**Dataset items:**
== == ==

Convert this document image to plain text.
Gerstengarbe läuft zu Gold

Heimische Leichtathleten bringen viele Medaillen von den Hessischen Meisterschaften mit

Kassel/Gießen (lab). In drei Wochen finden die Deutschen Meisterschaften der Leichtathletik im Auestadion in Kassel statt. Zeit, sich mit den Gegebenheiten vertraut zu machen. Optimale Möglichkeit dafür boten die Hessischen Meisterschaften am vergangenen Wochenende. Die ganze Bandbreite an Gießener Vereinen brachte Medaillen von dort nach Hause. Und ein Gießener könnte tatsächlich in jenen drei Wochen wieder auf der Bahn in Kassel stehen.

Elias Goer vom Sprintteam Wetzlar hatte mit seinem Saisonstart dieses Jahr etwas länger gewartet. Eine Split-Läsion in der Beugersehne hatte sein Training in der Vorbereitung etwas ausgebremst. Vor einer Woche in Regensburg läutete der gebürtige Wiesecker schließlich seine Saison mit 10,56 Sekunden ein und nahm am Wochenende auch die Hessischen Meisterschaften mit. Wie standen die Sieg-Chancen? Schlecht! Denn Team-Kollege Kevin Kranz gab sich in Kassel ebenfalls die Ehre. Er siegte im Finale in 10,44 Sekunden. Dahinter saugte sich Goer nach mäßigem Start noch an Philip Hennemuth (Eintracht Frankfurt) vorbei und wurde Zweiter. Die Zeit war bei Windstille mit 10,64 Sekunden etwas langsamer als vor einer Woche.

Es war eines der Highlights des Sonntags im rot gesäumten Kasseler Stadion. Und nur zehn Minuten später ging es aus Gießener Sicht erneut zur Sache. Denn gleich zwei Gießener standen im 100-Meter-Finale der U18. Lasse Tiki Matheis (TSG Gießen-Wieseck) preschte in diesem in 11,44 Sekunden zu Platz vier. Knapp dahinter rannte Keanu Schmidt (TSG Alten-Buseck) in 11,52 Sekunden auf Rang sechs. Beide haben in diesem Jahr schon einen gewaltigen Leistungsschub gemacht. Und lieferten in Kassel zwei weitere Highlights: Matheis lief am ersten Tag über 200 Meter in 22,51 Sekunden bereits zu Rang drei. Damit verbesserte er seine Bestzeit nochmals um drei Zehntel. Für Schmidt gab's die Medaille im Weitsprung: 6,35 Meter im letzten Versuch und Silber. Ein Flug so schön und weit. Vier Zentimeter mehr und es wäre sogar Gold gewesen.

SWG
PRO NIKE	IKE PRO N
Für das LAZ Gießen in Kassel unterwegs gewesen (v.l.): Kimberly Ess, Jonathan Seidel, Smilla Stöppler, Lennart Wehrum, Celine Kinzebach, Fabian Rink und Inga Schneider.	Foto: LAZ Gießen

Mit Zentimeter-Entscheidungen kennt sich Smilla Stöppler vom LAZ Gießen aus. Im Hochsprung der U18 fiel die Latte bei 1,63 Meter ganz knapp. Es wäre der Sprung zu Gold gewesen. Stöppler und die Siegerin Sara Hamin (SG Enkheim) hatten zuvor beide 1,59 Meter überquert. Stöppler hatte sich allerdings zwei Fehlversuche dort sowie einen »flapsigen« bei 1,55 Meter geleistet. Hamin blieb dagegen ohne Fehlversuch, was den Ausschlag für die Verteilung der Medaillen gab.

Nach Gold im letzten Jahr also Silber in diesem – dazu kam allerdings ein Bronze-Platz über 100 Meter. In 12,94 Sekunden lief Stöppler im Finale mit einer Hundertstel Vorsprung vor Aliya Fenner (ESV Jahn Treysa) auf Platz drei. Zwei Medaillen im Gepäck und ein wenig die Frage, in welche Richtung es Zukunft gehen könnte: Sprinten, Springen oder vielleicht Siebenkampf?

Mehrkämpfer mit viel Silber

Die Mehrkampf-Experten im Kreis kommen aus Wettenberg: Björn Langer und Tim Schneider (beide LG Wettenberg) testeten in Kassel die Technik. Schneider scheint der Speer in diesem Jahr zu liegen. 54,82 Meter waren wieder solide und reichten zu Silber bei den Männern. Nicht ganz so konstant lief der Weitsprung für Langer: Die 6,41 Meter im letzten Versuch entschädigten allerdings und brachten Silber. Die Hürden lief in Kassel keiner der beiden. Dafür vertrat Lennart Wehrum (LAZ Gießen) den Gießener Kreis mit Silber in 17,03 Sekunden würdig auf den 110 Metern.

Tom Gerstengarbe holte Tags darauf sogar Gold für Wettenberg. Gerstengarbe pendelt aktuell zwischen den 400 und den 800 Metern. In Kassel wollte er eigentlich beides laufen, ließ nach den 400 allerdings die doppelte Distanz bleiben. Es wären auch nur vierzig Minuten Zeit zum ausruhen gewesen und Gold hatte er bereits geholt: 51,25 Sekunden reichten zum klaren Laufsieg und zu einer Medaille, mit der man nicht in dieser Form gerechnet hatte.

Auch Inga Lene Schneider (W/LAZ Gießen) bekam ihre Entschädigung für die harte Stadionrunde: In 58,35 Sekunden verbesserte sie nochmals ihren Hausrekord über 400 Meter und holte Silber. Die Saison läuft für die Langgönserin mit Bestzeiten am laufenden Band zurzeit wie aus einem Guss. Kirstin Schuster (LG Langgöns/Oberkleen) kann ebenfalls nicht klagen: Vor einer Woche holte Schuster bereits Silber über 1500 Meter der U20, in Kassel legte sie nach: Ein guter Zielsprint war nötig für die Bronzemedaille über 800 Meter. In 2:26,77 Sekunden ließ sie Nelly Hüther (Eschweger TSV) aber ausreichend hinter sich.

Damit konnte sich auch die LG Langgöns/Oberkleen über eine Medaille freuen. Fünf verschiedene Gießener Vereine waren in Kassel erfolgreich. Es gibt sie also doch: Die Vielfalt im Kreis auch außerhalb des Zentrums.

== == ==

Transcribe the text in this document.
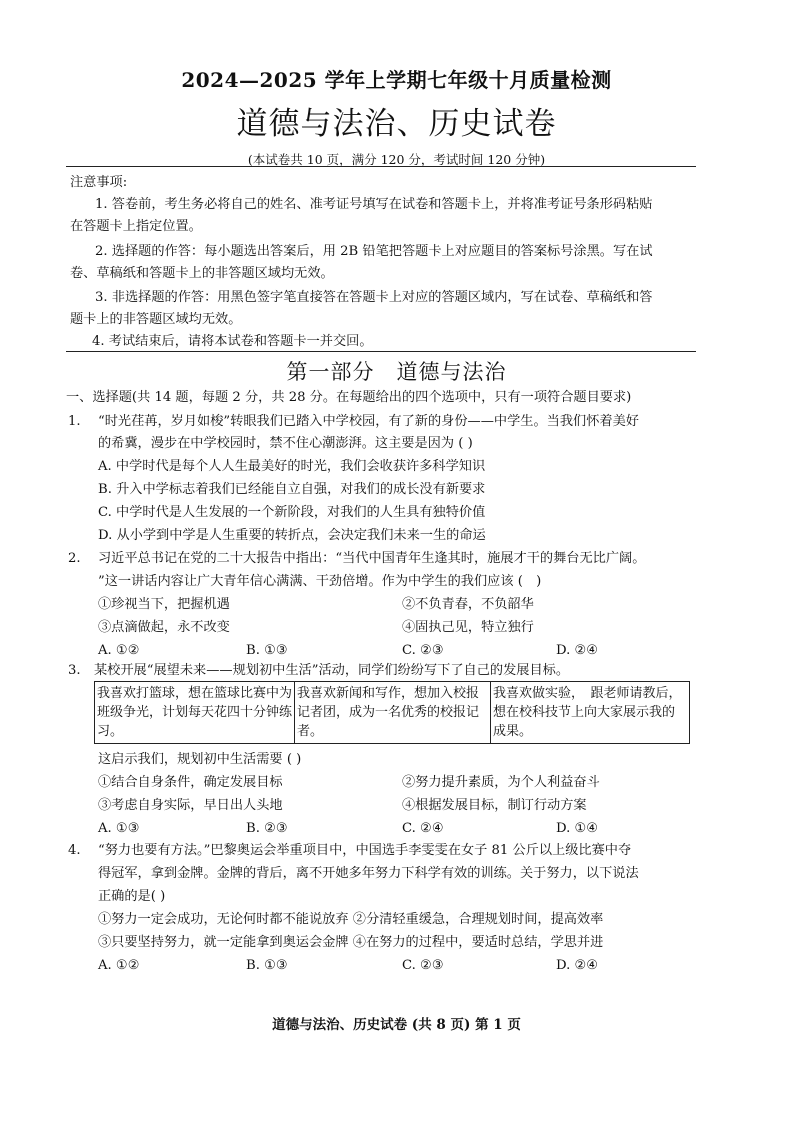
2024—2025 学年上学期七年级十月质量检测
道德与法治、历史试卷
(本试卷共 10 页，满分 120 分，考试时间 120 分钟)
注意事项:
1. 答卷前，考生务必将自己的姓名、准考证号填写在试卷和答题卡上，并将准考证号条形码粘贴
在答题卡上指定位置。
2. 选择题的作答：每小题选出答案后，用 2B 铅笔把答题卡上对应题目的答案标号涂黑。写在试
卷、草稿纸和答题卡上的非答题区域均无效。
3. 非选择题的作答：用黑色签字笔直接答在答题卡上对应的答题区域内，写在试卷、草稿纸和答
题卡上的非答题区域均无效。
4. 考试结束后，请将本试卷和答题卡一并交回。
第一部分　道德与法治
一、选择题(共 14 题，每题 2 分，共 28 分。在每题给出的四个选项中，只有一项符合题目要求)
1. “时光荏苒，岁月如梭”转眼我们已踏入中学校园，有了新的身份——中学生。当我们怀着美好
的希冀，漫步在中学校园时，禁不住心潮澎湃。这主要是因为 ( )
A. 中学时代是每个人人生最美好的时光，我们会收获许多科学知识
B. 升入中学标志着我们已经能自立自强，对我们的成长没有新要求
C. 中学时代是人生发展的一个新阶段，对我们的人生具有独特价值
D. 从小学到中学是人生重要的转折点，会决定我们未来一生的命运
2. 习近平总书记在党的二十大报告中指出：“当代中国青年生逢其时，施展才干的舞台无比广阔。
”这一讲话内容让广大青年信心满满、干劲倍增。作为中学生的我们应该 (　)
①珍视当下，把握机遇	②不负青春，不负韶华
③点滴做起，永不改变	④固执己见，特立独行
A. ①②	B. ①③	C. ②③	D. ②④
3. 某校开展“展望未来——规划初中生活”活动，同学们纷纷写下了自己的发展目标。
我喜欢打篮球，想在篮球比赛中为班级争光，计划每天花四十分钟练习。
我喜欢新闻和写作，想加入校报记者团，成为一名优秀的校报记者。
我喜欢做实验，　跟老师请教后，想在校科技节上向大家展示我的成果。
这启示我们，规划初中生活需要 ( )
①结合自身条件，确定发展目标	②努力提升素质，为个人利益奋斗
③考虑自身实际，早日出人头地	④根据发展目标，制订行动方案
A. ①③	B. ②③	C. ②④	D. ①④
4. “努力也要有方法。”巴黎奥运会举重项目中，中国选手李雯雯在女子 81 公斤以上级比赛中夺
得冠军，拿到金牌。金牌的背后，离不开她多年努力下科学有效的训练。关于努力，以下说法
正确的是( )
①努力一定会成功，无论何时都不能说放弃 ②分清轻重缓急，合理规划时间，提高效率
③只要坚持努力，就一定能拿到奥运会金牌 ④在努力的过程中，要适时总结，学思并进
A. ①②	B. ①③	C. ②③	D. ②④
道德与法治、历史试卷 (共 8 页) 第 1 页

== == ==

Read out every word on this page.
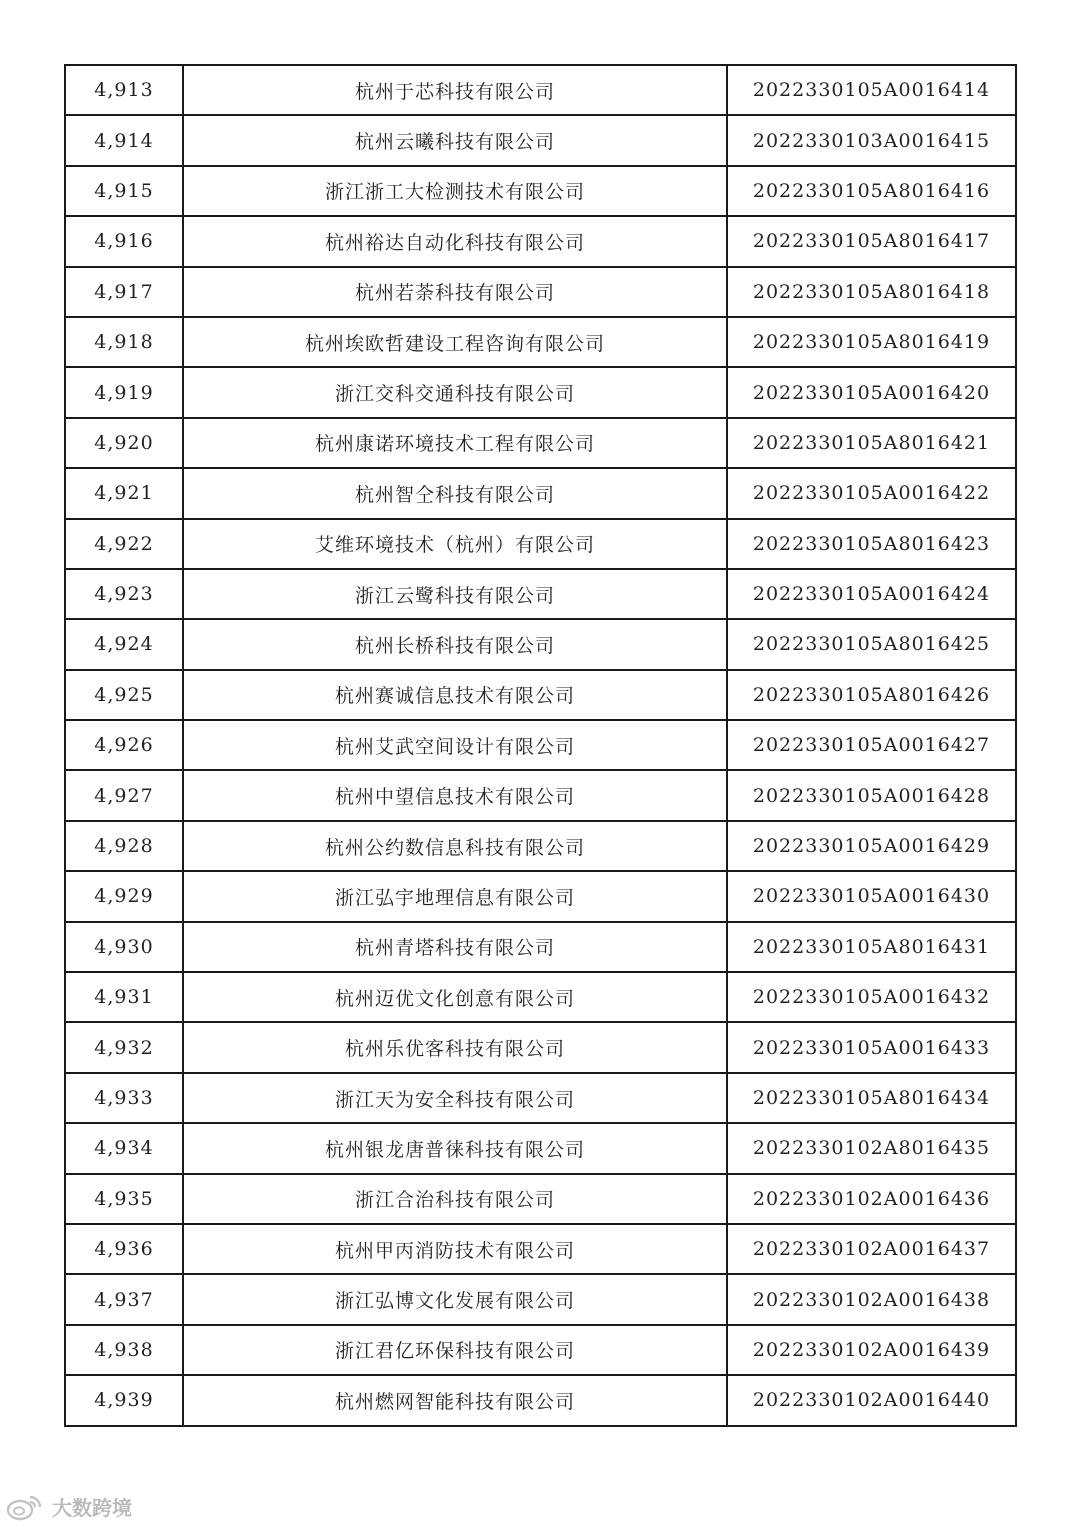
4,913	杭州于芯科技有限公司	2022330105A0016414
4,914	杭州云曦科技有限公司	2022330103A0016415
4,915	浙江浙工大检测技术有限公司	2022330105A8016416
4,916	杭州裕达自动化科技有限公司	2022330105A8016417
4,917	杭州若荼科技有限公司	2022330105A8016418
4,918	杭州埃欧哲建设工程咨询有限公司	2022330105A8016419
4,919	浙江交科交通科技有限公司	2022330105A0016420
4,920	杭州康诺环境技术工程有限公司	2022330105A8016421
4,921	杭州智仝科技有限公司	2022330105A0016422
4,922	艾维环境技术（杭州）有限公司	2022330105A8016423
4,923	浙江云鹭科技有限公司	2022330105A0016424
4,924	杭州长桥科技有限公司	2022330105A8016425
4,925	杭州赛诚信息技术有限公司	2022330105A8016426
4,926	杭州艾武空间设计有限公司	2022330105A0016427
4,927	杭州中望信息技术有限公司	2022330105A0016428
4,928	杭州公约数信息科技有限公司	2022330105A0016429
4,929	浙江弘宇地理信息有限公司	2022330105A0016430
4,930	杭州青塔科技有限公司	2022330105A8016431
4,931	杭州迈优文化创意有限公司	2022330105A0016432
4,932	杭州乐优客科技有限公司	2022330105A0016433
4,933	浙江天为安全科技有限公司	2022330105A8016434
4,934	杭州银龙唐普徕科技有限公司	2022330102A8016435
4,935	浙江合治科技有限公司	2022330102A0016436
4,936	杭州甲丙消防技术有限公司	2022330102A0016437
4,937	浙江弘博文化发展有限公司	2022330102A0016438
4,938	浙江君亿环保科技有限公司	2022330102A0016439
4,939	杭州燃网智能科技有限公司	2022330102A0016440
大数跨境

== == ==

**What to do:** Tally the lines of the preceding listing in which the word "this" appears; state nothing but the total.

**Written reply:** 3